TASK DESCRIPTION:
Copy out the lines of the material verbatim, starting at the line that contains "legend-label: 갤럭시 버즈3 프로 [396, 379, 486, 393]" and ending at the line that contains "x-tick-label: 미드 [379, 351, 399, 364]", with both of those lines included.

RECORD EXTRACTS:
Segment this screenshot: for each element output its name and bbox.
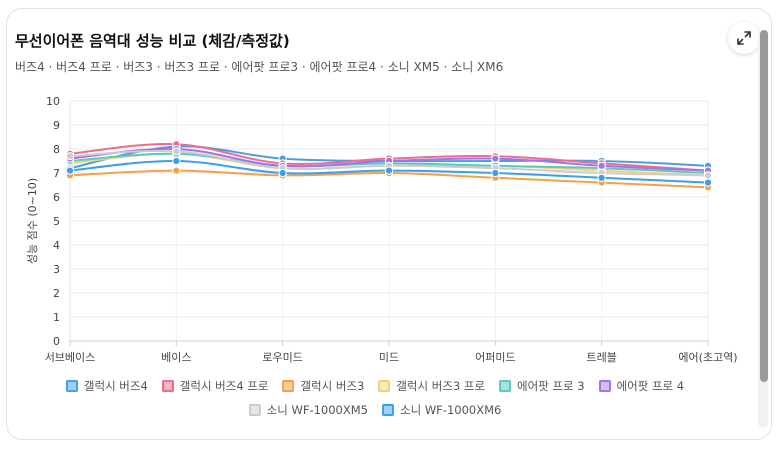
legend-label: 갤럭시 버즈3 프로 [396, 379, 486, 393]
chart-card-title: 무선이어폰 음역대 성능 비교 (체감/측정값) [15, 32, 290, 50]
data-point[interactable] [491, 168, 500, 178]
y-tick-label: 3 [53, 263, 60, 276]
legend-item[interactable]: 소니 WF-1000XM5 [248, 402, 368, 418]
x-tick-label: 미드 [379, 351, 399, 364]
x-tick-label: 어퍼미드 [475, 351, 515, 364]
axes [69, 101, 709, 346]
y-tick-label: 9 [53, 119, 60, 132]
x-tick-label: 베이스 [161, 351, 191, 364]
legend-label: 소니 WF-1000XM5 [266, 403, 368, 417]
y-tick-label: 6 [53, 191, 60, 204]
legend-swatch [382, 404, 394, 416]
legend-item[interactable]: 갤럭시 버즈4 [65, 378, 148, 394]
legend-label: 소니 WF-1000XM6 [400, 403, 502, 417]
data-point[interactable] [172, 166, 181, 175]
legend-label: 갤럭시 버즈3 [300, 379, 365, 393]
data-point[interactable] [597, 161, 606, 170]
y-tick-label: 2 [53, 287, 60, 300]
y-tick-label: 10 [46, 95, 60, 108]
data-point[interactable] [703, 178, 713, 187]
data-point[interactable] [65, 152, 75, 161]
y-axis-ticks: 0 1 2 3 4 5 6 7 8 9 10 [46, 95, 60, 348]
expand-icon [737, 31, 751, 45]
legend-swatch [378, 380, 391, 392]
x-tick-label: 트레블 [586, 351, 616, 364]
grid-lines [69, 100, 709, 342]
legend-swatch [598, 380, 611, 392]
legend-label: 갤럭시 버즈4 프로 [179, 379, 269, 393]
legend-label: 에어팟 프로 4 [616, 379, 685, 393]
x-tick-label: 서브베이스 [45, 351, 96, 364]
data-point[interactable] [278, 168, 287, 178]
legend-label: 갤럭시 버즈4 [83, 379, 148, 393]
y-tick-label: 4 [53, 239, 60, 252]
y-axis-title: 성능 점수 (0~10) [26, 178, 39, 264]
data-point[interactable] [65, 166, 75, 175]
y-tick-label: 8 [53, 143, 60, 156]
legend: 갤럭시 버즈4 갤럭시 버즈4 프로 갤럭시 버즈3 갤럭시 버즈3 프로 에어팟 프로… [30, 378, 720, 418]
data-point[interactable] [597, 173, 606, 182]
data-point[interactable] [172, 147, 181, 156]
y-tick-label: 1 [53, 311, 60, 324]
expand-button[interactable] [728, 22, 760, 54]
legend-swatch [248, 404, 261, 416]
data-point[interactable] [384, 166, 394, 175]
legend-swatch [65, 380, 78, 392]
y-tick-label: 5 [53, 215, 60, 228]
legend-swatch [161, 380, 174, 392]
scrollbar-thumb[interactable] [760, 30, 768, 382]
y-tick-label: 7 [53, 167, 60, 180]
legend-item[interactable]: 갤럭시 버즈3 프로 [378, 378, 485, 394]
legend-swatch [499, 380, 512, 392]
series-points [65, 140, 713, 192]
x-tick-label: 에어(초고역) [678, 351, 737, 364]
legend-item[interactable]: 갤럭시 버즈4 프로 [161, 378, 269, 394]
data-point[interactable] [703, 171, 713, 180]
legend-item[interactable]: 갤럭시 버즈3 [282, 378, 364, 394]
y-tick-label: 0 [53, 335, 60, 348]
legend-swatch [282, 380, 295, 392]
legend-item[interactable]: 에어팟 프로 3 [499, 378, 585, 394]
x-axis-ticks: 서브베이스 베이스 로우미드 미드 어퍼미드 트레블 에어(초고역) [45, 351, 738, 364]
legend-item[interactable]: 에어팟 프로 4 [598, 378, 685, 394]
data-point[interactable] [491, 154, 500, 163]
legend-label: 에어팟 프로 3 [517, 379, 585, 393]
chart-card-subtitle: 버즈4 · 버즈4 프로 · 버즈3 · 버즈3 프로 · 에어팟 프로3 · … [15, 60, 504, 74]
data-point[interactable] [172, 156, 181, 166]
legend-item[interactable]: 소니 WF-1000XM6 [382, 402, 501, 418]
x-tick-label: 로우미드 [262, 351, 302, 364]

EXPECTED ANSWER:
legend-label: 갤럭시 버즈3 프로 [396, 379, 486, 393]
chart-card-title: 무선이어폰 음역대 성능 비교 (체감/측정값) [15, 32, 290, 50]
data-point[interactable] [491, 168, 500, 178]
y-tick-label: 3 [53, 263, 60, 276]
legend-item[interactable]: 소니 WF-1000XM5 [248, 402, 368, 418]
x-tick-label: 미드 [379, 351, 399, 364]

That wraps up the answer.